# Brief:
Retype all the entries word for word, but omit the pictures.

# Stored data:
** begin **

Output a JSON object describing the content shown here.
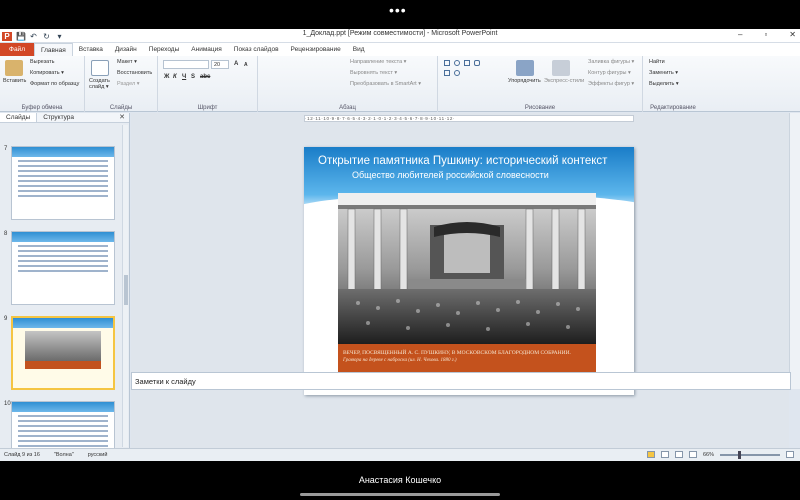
{
  "device": {
    "dots": "•••",
    "presenter_name": "Анастасия Кошечко"
  },
  "window": {
    "title": "1_Доклад.ppt [Режим совместимости] - Microsoft PowerPoint",
    "qat": [
      "P",
      "💾",
      "↶",
      "↻",
      "▾"
    ],
    "controls": [
      "–",
      "▫",
      "✕"
    ]
  },
  "tabs": [
    "Файл",
    "Главная",
    "Вставка",
    "Дизайн",
    "Переходы",
    "Анимация",
    "Показ слайдов",
    "Рецензирование",
    "Вид"
  ],
  "ribbon": {
    "clipboard": {
      "paste": "Вставить",
      "cut": "Вырезать",
      "copy": "Копировать ▾",
      "format": "Формат по образцу",
      "label": "Буфер обмена"
    },
    "slides": {
      "new": "Создать слайд ▾",
      "layout": "Макет ▾",
      "reset": "Восстановить",
      "section": "Раздел ▾",
      "label": "Слайды"
    },
    "font": {
      "name": "",
      "size": "20",
      "grow": "A",
      "shrink": "A",
      "b": "Ж",
      "i": "К",
      "u": "Ч",
      "s": "S",
      "abc": "abc",
      "label": "Шрифт"
    },
    "paragraph": {
      "dir": "Направление текста ▾",
      "align": "Выровнять текст ▾",
      "smart": "Преобразовать в SmartArt ▾",
      "label": "Абзац"
    },
    "drawing": {
      "arrange": "Упорядочить",
      "styles": "Экспресс-стили",
      "fill": "Заливка фигуры ▾",
      "outline": "Контур фигуры ▾",
      "effects": "Эффекты фигур ▾",
      "label": "Рисование"
    },
    "editing": {
      "find": "Найти",
      "replace": "Заменить ▾",
      "select": "Выделить ▾",
      "label": "Редактирование"
    }
  },
  "panel": {
    "tab_slides": "Слайды",
    "tab_outline": "Структура",
    "close": "✕",
    "thumbs": [
      "7",
      "8",
      "9",
      "10"
    ]
  },
  "ruler": "·12·11·10·9·8·7·6·5·4·3·2·1·0·1·2·3·4·5·6·7·8·9·10·11·12·",
  "slide": {
    "title": "Открытие памятника Пушкину: исторический контекст",
    "subtitle": "Общество любителей российской словесности",
    "caption_line1": "ВЕЧЕР, ПОСВЯЩЕННЫЙ А. С. ПУШКИНУ, В МОСКОВСКОМ БЛАГОРОДНОМ СОБРАНИИ.",
    "caption_line2": "Гравюра на дереве с наброска (ил. Н. Чехова. 1880 г.)"
  },
  "notes": {
    "placeholder": "Заметки к слайду"
  },
  "status": {
    "slide": "Слайд 9 из 16",
    "theme": "\"Волна\"",
    "lang": "русский",
    "zoom": "66%"
  }
}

** end **

# Task solution:
Output a JSON object describing the content shown here.
{
  "device": {
    "dots": "•••",
    "presenter_name": "Анастасия Кошечко"
  },
  "window": {
    "title": "1_Доклад.ppt [Режим совместимости] - Microsoft PowerPoint",
    "qat": [
      "P",
      "💾",
      "↶",
      "↻",
      "▾"
    ],
    "controls": [
      "–",
      "▫",
      "✕"
    ]
  },
  "tabs": [
    "Файл",
    "Главная",
    "Вставка",
    "Дизайн",
    "Переходы",
    "Анимация",
    "Показ слайдов",
    "Рецензирование",
    "Вид"
  ],
  "ribbon": {
    "clipboard": {
      "paste": "Вставить",
      "cut": "Вырезать",
      "copy": "Копировать ▾",
      "format": "Формат по образцу",
      "label": "Буфер обмена"
    },
    "slides": {
      "new": "Создать слайд ▾",
      "layout": "Макет ▾",
      "reset": "Восстановить",
      "section": "Раздел ▾",
      "label": "Слайды"
    },
    "font": {
      "name": "",
      "size": "20",
      "grow": "A",
      "shrink": "A",
      "b": "Ж",
      "i": "К",
      "u": "Ч",
      "s": "S",
      "abc": "abc",
      "label": "Шрифт"
    },
    "paragraph": {
      "dir": "Направление текста ▾",
      "align": "Выровнять текст ▾",
      "smart": "Преобразовать в SmartArt ▾",
      "label": "Абзац"
    },
    "drawing": {
      "arrange": "Упорядочить",
      "styles": "Экспресс-стили",
      "fill": "Заливка фигуры ▾",
      "outline": "Контур фигуры ▾",
      "effects": "Эффекты фигур ▾",
      "label": "Рисование"
    },
    "editing": {
      "find": "Найти",
      "replace": "Заменить ▾",
      "select": "Выделить ▾",
      "label": "Редактирование"
    }
  },
  "panel": {
    "tab_slides": "Слайды",
    "tab_outline": "Структура",
    "close": "✕",
    "thumbs": [
      "7",
      "8",
      "9",
      "10"
    ]
  },
  "ruler": "·12·11·10·9·8·7·6·5·4·3·2·1·0·1·2·3·4·5·6·7·8·9·10·11·12·",
  "slide": {
    "title": "Открытие памятника Пушкину: исторический контекст",
    "subtitle": "Общество любителей российской словесности",
    "caption_line1": "ВЕЧЕР, ПОСВЯЩЕННЫЙ А. С. ПУШКИНУ, В МОСКОВСКОМ БЛАГОРОДНОМ СОБРАНИИ.",
    "caption_line2": "Гравюра на дереве с наброска (ил. Н. Чехова. 1880 г.)"
  },
  "notes": {
    "placeholder": "Заметки к слайду"
  },
  "status": {
    "slide": "Слайд 9 из 16",
    "theme": "\"Волна\"",
    "lang": "русский",
    "zoom": "66%"
  }
}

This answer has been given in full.